What is expected: Copy down all of the data underneath, exactly as shown.

■ ■ ■ ■ ■ ■ ■

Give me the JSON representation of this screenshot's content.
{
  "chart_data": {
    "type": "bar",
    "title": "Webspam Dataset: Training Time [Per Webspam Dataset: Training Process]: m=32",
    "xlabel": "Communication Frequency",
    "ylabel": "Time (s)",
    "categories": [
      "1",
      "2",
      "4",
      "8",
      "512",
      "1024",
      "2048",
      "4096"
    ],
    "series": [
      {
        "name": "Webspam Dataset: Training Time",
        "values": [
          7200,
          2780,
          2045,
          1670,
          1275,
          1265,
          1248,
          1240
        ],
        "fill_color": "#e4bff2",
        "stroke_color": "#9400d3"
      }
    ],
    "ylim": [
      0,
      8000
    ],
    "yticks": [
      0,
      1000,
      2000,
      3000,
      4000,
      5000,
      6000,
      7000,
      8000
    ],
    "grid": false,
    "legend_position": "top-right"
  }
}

■ ■ ■ ■ ■ ■ ■

Task result:
Give me the JSON representation of this screenshot's content.
{
  "chart_data": {
    "type": "bar",
    "title": "Webspam Dataset: Training Time [Per Webspam Dataset: Training Process]: m=32",
    "xlabel": "Communication Frequency",
    "ylabel": "Time (s)",
    "categories": [
      "1",
      "2",
      "4",
      "8",
      "512",
      "1024",
      "2048",
      "4096"
    ],
    "series": [
      {
        "name": "Webspam Dataset: Training Time",
        "values": [
          7200,
          2780,
          2045,
          1670,
          1275,
          1265,
          1248,
          1240
        ],
        "fill_color": "#e4bff2",
        "stroke_color": "#9400d3"
      }
    ],
    "ylim": [
      0,
      8000
    ],
    "yticks": [
      0,
      1000,
      2000,
      3000,
      4000,
      5000,
      6000,
      7000,
      8000
    ],
    "grid": false,
    "legend_position": "top-right"
  }
}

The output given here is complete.